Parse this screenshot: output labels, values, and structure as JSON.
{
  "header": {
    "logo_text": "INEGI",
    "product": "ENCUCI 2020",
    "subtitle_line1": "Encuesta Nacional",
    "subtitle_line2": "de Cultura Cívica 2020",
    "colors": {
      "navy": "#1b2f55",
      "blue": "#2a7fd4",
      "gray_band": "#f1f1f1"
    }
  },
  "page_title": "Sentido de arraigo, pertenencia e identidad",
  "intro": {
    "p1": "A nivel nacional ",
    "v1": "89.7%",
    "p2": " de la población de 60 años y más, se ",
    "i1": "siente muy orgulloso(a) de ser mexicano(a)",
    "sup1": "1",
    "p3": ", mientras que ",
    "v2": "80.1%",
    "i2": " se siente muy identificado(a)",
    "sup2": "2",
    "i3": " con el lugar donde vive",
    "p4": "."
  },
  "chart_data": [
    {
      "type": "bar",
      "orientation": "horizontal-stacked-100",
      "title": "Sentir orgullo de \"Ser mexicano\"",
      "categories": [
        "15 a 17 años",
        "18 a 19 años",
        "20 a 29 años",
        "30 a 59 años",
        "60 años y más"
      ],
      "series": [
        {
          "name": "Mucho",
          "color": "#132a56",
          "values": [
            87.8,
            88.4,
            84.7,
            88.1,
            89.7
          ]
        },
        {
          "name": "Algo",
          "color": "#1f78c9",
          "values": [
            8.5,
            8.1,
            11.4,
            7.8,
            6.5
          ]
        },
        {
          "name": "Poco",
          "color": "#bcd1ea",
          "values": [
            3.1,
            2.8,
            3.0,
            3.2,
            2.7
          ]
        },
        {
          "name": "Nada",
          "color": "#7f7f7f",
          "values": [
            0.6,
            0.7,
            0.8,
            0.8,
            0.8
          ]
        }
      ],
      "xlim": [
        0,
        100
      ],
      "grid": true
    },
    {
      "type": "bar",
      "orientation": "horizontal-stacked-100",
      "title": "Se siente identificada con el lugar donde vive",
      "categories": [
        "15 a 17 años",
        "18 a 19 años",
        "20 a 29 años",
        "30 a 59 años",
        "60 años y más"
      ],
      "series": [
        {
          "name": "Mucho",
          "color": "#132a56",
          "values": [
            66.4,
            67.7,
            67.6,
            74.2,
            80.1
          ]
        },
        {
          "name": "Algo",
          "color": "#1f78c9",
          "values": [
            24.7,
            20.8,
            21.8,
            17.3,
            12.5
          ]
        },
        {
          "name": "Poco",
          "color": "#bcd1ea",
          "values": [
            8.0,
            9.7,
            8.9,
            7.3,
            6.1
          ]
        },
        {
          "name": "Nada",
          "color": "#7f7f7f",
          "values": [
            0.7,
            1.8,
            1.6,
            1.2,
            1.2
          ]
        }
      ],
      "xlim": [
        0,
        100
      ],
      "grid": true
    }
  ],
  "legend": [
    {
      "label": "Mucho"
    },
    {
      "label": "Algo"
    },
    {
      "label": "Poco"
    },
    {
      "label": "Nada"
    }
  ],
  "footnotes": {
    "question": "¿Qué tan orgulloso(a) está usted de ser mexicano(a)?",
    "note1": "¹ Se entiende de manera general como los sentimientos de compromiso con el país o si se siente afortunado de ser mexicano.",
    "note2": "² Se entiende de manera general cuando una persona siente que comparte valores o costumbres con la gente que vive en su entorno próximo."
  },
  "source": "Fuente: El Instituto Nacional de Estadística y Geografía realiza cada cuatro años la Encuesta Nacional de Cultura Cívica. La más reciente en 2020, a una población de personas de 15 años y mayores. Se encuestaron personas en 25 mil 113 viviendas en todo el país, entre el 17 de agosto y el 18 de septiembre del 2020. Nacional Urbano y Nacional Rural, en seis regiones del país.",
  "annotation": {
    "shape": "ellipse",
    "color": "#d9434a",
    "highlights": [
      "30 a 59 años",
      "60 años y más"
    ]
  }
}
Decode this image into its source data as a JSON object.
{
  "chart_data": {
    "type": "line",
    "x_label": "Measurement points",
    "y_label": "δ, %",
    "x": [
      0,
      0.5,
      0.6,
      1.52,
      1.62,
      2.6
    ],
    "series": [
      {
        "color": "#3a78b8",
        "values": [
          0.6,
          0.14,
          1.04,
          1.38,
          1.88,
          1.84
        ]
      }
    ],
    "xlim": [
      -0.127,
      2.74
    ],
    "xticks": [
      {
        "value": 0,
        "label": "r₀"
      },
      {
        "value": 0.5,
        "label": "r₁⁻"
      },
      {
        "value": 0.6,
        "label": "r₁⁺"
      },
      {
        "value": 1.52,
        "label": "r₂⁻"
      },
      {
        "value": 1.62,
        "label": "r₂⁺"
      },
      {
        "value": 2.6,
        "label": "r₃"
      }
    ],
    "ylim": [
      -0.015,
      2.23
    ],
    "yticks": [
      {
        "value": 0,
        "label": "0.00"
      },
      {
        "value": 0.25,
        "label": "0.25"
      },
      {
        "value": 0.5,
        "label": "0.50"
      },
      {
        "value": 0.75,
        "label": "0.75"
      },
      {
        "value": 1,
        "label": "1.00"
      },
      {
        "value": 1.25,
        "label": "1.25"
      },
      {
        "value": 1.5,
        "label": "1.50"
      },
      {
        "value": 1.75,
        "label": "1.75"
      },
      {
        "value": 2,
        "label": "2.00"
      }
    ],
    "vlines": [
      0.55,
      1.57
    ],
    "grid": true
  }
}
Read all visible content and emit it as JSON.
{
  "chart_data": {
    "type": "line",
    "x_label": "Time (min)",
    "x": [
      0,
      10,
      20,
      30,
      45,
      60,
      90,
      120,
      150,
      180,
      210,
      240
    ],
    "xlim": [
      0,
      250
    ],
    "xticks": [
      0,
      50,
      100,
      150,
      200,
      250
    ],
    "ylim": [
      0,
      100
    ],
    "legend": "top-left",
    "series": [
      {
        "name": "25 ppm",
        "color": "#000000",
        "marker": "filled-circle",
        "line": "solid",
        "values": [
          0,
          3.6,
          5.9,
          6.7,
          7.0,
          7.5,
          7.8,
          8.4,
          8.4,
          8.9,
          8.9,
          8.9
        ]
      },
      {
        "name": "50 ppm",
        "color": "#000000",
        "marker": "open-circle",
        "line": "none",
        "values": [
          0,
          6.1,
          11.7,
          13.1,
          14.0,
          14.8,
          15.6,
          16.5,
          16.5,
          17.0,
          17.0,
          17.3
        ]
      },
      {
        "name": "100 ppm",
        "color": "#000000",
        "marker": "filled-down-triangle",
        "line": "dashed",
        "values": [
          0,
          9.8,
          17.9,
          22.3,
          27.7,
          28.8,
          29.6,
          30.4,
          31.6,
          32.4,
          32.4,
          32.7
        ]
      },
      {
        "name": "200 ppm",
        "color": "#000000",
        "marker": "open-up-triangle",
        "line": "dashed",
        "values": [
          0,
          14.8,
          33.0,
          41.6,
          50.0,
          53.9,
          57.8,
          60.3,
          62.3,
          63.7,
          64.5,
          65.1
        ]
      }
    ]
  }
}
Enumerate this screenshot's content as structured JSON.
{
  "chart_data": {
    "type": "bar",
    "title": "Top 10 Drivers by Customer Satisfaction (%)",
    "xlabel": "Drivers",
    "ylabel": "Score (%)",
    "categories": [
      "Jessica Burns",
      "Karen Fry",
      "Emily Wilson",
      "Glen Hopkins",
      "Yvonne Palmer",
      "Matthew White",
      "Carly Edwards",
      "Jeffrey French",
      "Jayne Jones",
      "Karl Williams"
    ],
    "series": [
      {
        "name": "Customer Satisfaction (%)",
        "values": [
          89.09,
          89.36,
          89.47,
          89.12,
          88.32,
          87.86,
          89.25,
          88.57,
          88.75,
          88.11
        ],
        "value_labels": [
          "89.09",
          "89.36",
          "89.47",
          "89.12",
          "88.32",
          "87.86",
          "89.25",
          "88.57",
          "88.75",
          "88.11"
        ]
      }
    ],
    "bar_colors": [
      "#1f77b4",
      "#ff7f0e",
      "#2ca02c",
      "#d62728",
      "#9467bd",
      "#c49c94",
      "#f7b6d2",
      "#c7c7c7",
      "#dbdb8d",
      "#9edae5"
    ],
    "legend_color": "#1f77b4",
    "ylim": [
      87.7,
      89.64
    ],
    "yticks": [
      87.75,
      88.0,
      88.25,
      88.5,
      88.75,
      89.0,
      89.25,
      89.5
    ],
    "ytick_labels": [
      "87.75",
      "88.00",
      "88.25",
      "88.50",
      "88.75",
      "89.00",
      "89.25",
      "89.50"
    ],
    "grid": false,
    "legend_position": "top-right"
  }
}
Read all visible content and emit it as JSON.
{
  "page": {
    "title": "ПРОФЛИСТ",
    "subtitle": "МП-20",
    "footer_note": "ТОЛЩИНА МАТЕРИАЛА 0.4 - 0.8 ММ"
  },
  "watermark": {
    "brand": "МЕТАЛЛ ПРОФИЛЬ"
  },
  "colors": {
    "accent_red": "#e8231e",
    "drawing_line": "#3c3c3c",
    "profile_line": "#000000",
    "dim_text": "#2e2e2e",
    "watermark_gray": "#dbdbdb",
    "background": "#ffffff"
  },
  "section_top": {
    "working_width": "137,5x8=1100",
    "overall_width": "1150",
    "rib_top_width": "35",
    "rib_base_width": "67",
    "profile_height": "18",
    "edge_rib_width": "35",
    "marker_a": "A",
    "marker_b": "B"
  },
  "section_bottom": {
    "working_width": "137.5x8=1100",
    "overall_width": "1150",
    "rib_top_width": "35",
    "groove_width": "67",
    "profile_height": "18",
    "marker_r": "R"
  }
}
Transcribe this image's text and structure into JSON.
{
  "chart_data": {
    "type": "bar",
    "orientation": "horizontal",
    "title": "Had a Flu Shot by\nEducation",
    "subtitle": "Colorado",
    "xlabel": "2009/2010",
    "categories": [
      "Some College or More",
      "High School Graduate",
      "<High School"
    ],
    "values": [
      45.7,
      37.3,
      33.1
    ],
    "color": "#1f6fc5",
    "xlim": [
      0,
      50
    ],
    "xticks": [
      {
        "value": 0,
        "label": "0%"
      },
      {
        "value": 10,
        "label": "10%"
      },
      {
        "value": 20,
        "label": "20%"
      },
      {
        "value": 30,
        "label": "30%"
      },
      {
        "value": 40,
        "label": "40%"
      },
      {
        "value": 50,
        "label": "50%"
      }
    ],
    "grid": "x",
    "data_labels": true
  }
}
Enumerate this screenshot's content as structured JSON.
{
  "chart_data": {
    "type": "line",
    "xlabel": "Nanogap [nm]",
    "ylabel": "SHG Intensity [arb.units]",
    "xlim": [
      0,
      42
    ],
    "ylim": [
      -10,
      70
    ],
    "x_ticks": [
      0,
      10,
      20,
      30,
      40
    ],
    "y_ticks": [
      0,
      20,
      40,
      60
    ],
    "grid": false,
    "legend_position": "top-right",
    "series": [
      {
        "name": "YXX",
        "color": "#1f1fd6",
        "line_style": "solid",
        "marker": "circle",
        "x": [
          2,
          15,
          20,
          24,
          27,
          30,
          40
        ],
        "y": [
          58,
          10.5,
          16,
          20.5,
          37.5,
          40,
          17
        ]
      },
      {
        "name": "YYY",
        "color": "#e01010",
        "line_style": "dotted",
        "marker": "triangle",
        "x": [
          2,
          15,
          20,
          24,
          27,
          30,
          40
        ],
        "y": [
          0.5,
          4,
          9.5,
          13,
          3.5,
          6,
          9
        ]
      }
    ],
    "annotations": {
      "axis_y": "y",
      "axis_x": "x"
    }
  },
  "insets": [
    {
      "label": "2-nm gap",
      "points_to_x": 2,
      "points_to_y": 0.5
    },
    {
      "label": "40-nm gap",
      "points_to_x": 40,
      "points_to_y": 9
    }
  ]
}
══════════════════════════════
Write down every line of the data above that includes the string "open".

        "marker": "open-circle",
        "marker": "open-up-triangle",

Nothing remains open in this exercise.